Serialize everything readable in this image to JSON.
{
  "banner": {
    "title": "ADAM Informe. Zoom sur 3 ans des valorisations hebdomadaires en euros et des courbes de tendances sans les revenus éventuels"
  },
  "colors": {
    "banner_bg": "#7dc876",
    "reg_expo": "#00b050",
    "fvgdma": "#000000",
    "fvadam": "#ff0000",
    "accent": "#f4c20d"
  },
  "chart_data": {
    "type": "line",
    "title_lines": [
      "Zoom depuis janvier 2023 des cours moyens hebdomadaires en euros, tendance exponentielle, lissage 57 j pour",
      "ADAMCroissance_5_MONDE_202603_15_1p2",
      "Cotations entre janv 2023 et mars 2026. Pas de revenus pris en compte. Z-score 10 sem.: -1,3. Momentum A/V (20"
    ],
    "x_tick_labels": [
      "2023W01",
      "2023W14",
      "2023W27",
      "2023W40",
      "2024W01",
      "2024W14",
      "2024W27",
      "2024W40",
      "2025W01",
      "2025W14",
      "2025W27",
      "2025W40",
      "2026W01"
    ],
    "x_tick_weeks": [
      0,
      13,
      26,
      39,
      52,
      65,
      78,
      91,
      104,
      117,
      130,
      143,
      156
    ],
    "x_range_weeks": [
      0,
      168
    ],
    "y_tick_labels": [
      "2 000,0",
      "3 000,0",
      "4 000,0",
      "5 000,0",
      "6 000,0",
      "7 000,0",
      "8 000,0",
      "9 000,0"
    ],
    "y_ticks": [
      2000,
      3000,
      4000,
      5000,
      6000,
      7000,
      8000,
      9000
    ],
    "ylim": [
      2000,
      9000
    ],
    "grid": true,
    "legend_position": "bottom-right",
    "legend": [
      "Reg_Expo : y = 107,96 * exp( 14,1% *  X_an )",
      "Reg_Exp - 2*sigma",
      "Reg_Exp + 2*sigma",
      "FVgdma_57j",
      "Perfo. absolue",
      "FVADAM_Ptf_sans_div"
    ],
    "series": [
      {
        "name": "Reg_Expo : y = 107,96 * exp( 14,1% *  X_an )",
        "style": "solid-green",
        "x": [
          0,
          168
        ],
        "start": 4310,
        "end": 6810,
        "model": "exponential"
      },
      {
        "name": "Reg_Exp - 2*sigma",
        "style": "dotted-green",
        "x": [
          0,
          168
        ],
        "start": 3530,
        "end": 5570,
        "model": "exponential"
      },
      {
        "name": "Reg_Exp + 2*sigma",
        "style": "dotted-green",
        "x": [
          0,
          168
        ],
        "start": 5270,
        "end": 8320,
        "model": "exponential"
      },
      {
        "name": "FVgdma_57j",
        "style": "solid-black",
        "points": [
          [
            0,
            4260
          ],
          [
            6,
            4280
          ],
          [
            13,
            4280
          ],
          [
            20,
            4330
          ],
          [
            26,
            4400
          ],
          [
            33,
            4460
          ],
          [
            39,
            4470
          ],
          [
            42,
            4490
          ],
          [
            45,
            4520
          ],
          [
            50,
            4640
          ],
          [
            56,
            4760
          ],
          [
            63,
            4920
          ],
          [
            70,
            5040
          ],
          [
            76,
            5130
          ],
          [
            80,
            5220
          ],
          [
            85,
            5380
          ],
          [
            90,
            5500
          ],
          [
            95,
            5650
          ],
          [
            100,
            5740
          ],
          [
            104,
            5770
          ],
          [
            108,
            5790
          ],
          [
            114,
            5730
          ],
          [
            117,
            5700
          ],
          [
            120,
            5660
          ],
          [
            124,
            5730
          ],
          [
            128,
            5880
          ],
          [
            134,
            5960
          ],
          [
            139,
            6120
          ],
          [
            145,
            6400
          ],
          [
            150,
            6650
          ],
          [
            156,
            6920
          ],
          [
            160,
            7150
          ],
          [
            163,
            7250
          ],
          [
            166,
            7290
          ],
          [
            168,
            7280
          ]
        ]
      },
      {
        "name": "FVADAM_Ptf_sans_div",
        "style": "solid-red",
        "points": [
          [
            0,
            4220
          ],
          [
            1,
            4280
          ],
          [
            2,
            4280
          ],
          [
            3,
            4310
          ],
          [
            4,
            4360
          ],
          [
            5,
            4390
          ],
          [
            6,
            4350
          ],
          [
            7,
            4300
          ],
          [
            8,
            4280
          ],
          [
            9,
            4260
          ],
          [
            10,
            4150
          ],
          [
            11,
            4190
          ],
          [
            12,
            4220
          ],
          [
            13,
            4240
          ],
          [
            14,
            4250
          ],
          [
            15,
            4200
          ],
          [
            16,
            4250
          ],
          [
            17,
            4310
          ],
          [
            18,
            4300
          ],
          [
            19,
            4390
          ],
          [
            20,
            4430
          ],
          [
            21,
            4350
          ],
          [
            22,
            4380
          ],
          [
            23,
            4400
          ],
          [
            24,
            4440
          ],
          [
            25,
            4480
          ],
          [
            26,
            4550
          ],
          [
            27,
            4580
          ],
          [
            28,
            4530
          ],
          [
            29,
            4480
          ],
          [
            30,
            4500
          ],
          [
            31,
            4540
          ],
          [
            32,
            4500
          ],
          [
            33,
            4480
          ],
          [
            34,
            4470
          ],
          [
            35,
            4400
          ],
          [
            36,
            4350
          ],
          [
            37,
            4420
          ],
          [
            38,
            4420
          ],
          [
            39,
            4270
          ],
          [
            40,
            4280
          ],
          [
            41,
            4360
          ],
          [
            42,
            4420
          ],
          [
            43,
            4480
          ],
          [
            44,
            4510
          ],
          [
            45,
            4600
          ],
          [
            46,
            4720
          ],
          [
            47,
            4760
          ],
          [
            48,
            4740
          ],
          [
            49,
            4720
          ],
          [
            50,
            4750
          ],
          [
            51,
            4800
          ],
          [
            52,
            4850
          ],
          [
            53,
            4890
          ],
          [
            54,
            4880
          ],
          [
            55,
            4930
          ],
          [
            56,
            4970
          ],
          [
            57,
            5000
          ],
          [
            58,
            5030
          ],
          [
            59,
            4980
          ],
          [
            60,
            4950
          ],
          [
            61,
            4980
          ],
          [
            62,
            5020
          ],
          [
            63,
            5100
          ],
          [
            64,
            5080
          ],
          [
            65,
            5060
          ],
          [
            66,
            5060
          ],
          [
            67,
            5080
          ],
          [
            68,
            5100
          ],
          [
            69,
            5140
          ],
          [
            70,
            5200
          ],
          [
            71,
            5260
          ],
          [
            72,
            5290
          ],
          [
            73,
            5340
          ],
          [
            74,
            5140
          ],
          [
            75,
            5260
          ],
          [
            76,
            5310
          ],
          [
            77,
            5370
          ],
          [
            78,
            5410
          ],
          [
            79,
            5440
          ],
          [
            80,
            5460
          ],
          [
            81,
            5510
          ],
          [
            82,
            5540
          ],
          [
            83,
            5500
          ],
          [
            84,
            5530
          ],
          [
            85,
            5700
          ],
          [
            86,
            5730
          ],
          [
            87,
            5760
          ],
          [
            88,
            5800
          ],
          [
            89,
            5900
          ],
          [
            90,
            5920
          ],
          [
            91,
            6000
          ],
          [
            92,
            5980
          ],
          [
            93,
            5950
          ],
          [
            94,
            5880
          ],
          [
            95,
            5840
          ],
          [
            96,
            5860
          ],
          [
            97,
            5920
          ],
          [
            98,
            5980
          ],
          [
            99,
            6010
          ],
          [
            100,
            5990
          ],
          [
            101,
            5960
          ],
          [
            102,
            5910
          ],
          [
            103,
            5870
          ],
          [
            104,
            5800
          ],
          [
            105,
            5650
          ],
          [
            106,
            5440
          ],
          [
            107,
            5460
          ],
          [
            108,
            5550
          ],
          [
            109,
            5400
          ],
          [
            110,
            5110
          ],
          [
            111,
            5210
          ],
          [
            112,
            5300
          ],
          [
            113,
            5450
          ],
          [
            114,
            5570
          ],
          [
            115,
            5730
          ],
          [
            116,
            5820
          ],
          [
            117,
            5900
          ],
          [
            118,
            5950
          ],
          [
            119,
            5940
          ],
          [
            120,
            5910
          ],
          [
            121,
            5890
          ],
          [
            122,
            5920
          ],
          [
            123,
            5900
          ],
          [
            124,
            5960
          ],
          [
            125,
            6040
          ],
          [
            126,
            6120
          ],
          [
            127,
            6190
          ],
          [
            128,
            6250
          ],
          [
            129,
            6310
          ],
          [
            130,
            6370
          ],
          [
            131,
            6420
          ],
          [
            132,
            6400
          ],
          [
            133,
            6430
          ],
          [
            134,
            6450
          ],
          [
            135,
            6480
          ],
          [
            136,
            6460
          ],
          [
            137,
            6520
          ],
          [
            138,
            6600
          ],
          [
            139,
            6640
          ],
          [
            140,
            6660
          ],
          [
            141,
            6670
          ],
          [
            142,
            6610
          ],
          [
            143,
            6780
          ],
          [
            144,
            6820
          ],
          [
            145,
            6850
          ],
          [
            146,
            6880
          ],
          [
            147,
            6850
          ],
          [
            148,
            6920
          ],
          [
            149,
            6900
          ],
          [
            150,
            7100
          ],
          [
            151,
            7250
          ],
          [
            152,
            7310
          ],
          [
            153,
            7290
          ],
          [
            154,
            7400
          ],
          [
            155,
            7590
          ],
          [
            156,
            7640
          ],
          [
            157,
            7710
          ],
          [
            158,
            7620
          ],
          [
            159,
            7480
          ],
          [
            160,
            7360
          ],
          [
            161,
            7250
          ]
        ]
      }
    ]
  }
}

# PROMPT
For each line of the listing that holds the word "name", show that line.

# ANSWER TO THE EXERCISE
        "name": "Reg_Expo : y = 107,96 * exp( 14,1% *  X_an )",
        "name": "Reg_Exp - 2*sigma",
        "name": "Reg_Exp + 2*sigma",
        "name": "FVgdma_57j",
        "name": "FVADAM_Ptf_sans_div",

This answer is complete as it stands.